● TASK GOAL
Search the material below for the string "Rates" and extract each line that has it.

start RECORD LIST

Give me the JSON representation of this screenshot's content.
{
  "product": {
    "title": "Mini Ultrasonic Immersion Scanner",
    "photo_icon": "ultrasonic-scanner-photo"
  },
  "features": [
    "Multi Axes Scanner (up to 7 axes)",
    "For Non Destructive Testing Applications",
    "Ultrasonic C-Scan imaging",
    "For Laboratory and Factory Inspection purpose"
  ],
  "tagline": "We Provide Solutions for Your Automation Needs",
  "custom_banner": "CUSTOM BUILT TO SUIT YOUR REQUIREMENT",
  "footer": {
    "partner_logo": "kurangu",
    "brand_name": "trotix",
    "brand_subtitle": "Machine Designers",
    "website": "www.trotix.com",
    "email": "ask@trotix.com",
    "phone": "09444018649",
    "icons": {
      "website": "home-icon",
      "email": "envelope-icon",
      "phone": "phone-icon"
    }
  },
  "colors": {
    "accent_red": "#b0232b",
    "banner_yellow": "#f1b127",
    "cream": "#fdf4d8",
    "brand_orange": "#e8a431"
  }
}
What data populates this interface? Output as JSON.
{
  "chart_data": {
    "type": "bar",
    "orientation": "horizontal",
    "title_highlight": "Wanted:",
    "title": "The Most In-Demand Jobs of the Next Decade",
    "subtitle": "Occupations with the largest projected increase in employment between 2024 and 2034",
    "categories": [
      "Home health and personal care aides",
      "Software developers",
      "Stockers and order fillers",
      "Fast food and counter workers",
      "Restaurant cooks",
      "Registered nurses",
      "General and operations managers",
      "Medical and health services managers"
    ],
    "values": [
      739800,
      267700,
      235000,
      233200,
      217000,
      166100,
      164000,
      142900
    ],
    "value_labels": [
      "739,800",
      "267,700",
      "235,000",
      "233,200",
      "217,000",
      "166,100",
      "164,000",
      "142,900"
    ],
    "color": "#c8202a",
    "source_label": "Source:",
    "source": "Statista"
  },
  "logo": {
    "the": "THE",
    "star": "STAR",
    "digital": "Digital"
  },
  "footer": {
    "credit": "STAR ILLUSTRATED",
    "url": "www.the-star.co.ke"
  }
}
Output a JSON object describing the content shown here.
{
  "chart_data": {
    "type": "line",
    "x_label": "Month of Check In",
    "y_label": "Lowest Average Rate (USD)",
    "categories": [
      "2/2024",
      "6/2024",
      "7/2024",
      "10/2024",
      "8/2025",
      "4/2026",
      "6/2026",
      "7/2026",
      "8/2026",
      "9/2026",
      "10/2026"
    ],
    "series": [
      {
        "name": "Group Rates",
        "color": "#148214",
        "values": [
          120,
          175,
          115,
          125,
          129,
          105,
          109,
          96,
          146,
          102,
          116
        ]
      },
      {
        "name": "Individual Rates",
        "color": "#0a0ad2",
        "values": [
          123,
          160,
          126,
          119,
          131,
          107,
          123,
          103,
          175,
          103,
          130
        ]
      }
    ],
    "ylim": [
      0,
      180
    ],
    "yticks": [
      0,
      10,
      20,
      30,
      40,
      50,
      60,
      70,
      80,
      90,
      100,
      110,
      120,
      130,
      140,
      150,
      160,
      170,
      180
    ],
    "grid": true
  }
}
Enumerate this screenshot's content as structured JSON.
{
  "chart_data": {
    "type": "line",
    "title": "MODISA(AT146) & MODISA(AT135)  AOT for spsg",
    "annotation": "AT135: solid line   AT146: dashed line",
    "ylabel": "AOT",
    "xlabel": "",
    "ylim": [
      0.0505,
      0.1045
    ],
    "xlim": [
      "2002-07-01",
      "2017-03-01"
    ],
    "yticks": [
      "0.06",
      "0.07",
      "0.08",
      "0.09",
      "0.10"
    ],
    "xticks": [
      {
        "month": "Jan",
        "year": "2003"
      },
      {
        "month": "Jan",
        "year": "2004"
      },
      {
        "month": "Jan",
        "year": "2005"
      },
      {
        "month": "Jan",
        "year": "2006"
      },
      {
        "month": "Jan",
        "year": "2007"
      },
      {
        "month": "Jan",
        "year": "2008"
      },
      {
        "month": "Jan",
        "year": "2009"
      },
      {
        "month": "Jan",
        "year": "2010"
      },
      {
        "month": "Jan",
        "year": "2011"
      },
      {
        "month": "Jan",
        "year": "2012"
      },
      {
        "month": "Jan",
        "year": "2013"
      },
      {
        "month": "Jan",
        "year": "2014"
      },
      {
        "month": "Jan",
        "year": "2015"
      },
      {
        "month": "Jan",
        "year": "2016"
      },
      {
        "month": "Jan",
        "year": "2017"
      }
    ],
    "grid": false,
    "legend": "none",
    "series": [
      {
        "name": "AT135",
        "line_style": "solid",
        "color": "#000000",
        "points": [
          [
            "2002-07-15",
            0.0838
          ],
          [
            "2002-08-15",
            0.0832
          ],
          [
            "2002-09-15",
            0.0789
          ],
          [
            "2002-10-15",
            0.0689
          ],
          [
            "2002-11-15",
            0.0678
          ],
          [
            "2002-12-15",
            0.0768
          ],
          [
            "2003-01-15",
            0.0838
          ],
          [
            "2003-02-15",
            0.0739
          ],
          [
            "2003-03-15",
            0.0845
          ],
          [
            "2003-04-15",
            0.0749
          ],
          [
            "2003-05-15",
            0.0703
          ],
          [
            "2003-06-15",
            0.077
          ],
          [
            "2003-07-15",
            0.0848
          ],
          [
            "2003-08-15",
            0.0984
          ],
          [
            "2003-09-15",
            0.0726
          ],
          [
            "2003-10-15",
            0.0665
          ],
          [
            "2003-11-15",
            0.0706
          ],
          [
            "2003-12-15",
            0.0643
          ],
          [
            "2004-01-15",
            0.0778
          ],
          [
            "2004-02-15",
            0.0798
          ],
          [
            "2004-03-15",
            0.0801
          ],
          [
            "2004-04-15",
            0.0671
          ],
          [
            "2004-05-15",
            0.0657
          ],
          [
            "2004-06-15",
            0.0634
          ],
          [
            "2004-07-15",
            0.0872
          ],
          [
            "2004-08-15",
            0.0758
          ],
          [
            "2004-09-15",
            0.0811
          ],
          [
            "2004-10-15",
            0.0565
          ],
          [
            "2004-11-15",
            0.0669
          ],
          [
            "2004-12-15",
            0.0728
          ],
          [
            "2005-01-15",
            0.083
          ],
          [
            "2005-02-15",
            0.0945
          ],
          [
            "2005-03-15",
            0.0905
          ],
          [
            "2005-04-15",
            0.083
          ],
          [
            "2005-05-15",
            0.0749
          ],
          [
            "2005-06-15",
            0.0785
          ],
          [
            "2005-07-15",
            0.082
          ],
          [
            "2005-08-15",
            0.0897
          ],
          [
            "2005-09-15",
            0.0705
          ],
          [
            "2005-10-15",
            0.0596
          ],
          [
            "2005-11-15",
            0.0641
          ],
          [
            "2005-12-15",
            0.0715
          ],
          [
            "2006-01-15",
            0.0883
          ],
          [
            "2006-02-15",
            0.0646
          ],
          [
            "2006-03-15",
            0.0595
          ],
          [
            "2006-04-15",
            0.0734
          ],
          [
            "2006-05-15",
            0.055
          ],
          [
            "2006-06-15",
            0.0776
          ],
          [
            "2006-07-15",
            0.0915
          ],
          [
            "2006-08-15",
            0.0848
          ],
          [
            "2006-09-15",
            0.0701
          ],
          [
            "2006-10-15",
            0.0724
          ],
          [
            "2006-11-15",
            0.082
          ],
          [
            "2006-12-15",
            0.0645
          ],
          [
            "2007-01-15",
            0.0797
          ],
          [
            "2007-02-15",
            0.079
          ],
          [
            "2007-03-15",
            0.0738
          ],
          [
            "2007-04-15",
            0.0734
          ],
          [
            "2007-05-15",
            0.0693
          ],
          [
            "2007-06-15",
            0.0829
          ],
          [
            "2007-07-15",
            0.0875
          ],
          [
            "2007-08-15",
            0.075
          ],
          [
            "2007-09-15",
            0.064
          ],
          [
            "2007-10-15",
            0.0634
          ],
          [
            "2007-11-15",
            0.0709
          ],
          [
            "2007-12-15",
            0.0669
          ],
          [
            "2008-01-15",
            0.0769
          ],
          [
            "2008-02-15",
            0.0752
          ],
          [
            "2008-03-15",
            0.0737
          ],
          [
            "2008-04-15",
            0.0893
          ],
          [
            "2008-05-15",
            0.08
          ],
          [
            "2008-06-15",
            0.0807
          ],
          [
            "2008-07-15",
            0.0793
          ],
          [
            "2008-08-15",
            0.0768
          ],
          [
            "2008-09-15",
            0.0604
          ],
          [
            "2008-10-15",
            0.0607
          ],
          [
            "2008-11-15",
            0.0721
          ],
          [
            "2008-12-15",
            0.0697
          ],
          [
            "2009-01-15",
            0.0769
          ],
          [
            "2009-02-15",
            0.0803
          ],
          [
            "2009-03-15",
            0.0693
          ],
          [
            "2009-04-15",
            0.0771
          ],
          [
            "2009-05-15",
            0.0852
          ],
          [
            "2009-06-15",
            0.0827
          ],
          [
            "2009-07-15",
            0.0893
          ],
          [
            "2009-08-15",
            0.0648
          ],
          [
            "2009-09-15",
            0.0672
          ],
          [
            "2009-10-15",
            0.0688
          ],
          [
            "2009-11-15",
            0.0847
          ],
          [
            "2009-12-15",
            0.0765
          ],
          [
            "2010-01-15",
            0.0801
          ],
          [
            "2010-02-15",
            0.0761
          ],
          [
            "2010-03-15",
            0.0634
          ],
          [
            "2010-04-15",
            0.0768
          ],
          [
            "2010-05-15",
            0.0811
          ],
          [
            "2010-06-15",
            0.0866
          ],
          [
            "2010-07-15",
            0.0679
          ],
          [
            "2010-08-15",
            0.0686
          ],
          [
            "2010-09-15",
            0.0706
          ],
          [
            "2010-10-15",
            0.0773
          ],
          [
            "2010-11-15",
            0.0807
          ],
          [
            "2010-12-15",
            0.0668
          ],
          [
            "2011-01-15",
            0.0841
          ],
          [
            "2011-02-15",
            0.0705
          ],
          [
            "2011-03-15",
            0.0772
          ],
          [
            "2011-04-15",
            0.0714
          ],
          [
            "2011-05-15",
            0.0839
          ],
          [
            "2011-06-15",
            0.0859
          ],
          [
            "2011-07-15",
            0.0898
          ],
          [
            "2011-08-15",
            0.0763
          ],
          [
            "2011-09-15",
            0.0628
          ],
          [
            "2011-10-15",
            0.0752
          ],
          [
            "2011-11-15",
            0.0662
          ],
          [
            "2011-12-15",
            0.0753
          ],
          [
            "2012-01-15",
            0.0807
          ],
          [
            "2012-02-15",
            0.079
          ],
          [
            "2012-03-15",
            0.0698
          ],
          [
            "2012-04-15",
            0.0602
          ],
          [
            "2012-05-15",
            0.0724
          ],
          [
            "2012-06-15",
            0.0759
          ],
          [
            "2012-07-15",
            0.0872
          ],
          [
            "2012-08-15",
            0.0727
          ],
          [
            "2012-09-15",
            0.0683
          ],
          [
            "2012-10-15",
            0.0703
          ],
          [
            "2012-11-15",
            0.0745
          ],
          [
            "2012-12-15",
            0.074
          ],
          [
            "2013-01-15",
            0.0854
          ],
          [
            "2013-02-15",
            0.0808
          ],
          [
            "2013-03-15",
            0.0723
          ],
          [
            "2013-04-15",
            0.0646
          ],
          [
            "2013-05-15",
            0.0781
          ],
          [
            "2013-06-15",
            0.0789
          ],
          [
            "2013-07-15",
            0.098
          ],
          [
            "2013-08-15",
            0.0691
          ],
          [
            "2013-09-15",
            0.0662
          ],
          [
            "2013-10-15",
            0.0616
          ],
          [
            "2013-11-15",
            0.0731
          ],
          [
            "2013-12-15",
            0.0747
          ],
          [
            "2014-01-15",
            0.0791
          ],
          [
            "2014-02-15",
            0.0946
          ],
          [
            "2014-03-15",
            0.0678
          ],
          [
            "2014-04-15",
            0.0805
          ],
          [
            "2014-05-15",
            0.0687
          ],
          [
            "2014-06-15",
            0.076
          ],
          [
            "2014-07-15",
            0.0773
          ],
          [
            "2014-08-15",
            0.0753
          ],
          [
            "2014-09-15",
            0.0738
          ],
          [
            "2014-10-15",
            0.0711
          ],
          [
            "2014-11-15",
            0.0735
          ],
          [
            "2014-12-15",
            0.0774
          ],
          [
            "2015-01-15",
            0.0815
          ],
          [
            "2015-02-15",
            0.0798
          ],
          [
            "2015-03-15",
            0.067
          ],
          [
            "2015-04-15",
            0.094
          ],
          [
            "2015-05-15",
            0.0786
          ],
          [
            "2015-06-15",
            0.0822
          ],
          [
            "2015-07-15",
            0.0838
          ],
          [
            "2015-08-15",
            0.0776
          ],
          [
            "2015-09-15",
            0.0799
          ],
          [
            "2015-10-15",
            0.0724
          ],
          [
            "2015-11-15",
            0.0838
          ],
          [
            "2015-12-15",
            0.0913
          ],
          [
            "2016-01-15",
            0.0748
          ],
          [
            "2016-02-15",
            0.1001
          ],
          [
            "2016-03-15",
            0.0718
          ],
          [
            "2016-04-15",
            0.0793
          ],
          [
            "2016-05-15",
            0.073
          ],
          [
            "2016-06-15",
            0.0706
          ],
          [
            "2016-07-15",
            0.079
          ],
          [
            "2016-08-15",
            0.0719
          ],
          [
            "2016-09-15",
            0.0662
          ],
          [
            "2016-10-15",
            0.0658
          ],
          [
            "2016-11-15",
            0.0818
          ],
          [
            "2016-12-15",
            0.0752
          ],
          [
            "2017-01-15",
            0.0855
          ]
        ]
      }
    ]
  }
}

end RECORD LIST

● RESULT BELOW
        "name": "Group Rates",
        "name": "Individual Rates",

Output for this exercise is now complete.